Exercise details: Answer with nothing but a number: how many lines include the word "right"?

Records:
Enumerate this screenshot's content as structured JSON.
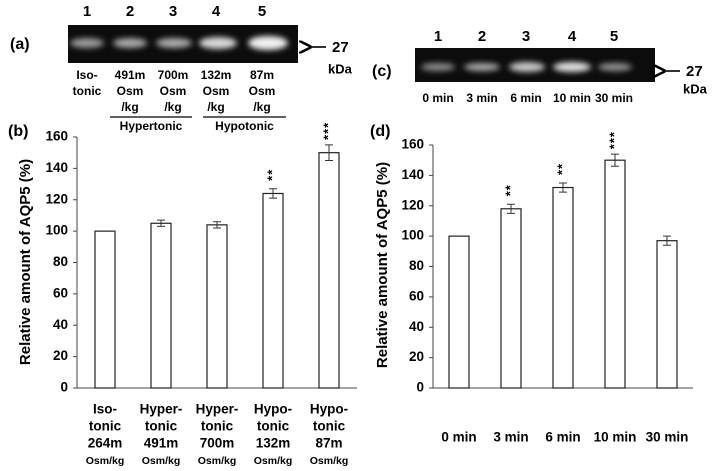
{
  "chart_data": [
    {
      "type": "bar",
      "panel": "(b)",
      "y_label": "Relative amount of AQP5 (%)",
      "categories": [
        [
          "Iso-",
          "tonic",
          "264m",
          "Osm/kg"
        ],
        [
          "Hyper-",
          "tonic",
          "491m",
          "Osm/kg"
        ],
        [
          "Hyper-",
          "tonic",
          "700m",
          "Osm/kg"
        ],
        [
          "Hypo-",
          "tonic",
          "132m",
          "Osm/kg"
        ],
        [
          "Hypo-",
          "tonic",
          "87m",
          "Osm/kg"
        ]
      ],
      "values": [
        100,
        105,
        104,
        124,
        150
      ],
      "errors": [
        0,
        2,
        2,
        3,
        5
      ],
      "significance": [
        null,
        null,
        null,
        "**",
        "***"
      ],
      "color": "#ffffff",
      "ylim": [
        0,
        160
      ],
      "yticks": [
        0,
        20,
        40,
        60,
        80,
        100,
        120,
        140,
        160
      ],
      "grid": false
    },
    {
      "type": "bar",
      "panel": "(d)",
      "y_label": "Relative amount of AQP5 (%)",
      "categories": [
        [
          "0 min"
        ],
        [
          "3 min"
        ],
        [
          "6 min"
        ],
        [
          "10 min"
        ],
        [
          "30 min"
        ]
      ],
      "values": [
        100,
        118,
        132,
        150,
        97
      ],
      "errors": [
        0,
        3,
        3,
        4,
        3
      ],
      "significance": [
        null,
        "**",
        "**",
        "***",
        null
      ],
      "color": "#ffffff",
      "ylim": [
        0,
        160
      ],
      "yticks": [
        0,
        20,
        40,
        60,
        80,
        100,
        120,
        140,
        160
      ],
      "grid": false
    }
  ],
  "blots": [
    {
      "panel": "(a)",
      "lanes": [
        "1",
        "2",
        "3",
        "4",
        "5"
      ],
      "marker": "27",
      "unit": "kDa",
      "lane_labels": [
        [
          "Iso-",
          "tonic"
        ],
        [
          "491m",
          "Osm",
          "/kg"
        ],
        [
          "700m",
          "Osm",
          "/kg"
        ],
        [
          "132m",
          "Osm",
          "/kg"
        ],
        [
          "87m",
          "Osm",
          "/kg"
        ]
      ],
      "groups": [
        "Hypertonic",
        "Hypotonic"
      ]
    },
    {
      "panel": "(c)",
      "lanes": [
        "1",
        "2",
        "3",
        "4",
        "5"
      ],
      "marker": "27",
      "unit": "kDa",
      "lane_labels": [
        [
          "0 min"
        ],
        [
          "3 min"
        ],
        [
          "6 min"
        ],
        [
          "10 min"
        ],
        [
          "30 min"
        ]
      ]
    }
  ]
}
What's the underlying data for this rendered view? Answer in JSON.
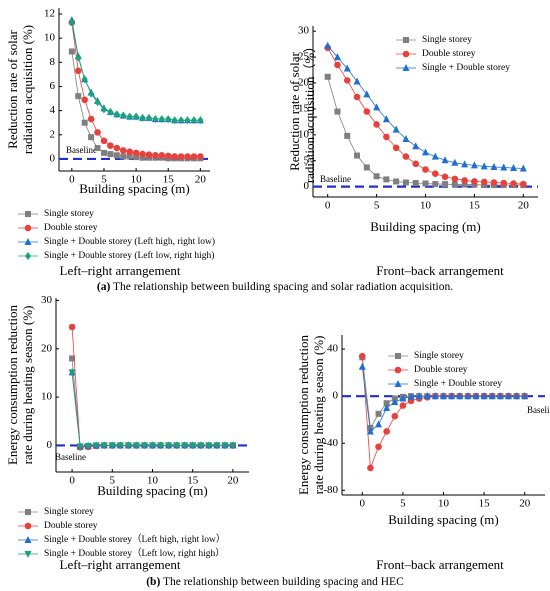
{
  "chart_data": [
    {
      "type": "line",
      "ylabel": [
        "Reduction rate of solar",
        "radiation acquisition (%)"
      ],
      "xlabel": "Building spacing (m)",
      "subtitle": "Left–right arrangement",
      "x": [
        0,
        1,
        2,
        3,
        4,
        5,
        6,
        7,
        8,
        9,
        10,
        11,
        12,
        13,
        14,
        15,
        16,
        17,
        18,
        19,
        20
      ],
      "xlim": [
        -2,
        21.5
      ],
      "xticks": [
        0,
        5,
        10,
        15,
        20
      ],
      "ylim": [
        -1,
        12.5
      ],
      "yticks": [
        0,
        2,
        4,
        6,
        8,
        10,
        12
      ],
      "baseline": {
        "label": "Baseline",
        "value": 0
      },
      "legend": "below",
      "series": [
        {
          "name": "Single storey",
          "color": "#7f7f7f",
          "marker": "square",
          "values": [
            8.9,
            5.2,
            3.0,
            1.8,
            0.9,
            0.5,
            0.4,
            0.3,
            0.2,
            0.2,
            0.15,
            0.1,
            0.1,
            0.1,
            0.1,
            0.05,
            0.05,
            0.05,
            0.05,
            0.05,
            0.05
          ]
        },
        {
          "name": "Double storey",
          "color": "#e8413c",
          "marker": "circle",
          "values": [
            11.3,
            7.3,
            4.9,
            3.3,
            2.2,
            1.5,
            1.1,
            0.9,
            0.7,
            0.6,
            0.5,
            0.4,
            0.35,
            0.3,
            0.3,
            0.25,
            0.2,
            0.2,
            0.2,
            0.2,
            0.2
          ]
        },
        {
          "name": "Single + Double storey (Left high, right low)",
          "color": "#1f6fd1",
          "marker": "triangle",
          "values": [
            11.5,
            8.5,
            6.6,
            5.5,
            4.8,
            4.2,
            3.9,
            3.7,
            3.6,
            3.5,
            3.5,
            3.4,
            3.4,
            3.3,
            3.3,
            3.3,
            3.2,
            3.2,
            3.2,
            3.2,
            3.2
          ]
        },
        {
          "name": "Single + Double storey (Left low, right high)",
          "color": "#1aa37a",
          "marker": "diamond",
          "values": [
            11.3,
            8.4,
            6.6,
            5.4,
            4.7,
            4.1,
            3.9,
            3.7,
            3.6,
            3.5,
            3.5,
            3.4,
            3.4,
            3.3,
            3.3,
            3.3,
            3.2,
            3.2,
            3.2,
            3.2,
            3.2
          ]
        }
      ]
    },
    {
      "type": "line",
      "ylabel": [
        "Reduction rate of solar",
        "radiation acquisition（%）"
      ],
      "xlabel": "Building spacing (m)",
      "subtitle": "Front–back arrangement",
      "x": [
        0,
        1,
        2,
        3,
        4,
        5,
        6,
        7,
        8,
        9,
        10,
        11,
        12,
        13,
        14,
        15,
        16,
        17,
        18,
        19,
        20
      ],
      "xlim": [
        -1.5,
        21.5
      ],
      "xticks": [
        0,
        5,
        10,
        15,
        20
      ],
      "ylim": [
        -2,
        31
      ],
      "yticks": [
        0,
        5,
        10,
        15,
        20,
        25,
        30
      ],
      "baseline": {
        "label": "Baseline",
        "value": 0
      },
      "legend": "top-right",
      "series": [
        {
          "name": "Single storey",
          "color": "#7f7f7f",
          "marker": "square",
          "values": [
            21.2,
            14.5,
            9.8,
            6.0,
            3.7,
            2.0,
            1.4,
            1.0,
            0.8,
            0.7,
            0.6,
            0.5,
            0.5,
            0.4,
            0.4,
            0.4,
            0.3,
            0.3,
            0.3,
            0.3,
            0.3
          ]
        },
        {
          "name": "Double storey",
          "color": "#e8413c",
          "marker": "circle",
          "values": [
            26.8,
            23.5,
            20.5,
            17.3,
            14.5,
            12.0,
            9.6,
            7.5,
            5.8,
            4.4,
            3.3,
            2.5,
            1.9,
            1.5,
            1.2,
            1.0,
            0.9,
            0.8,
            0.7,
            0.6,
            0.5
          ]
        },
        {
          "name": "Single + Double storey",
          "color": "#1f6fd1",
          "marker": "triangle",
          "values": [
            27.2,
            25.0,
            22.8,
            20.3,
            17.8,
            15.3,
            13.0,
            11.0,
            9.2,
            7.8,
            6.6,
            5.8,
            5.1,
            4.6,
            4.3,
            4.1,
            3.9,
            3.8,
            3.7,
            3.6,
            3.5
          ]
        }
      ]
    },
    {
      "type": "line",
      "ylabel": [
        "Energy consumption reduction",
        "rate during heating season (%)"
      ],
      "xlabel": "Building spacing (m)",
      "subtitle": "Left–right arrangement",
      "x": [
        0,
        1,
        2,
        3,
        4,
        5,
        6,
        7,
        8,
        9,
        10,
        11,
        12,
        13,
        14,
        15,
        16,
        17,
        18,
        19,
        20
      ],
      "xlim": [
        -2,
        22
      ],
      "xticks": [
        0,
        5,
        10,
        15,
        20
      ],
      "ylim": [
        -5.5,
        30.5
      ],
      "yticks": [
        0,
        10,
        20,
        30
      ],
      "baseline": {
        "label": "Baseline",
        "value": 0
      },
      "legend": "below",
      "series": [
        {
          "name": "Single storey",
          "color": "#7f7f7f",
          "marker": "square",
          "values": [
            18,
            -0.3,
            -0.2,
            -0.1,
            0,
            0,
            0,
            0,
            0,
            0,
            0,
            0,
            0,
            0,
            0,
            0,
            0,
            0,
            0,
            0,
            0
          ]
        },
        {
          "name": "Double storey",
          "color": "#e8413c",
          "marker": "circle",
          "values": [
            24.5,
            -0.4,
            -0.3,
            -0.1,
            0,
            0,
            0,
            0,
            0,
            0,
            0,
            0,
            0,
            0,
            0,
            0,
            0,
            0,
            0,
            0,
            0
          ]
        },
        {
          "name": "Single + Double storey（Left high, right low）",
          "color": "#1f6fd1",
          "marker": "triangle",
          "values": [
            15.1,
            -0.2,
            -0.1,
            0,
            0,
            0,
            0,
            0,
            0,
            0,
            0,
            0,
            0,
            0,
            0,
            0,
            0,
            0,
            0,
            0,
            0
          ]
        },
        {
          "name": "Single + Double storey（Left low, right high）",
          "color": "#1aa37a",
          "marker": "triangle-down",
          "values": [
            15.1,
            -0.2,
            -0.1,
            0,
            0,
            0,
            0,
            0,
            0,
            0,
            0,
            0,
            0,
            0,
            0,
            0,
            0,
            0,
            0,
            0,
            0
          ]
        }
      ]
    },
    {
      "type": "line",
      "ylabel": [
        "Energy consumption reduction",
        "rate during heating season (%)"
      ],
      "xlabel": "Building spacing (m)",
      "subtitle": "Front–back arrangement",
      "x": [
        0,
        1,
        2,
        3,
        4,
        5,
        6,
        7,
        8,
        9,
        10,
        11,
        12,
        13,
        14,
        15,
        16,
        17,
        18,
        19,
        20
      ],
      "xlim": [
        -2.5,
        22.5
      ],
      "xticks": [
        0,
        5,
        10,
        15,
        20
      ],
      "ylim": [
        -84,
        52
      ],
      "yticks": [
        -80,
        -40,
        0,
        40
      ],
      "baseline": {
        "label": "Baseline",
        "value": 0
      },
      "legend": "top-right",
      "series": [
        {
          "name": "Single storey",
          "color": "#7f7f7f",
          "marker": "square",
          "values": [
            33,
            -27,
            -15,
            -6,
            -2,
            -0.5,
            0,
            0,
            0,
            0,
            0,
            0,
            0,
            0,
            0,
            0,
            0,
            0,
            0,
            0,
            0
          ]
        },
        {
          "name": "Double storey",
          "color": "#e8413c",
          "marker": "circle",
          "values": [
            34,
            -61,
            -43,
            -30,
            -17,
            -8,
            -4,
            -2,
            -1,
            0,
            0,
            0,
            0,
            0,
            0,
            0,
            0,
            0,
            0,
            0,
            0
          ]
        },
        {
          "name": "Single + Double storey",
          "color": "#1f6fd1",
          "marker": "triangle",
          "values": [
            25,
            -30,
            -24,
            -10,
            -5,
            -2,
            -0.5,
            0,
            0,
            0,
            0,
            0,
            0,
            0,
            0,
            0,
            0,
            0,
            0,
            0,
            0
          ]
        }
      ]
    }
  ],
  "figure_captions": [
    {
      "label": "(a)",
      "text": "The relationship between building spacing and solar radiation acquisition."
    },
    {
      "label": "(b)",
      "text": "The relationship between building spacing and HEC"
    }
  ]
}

Answer to the problem: 8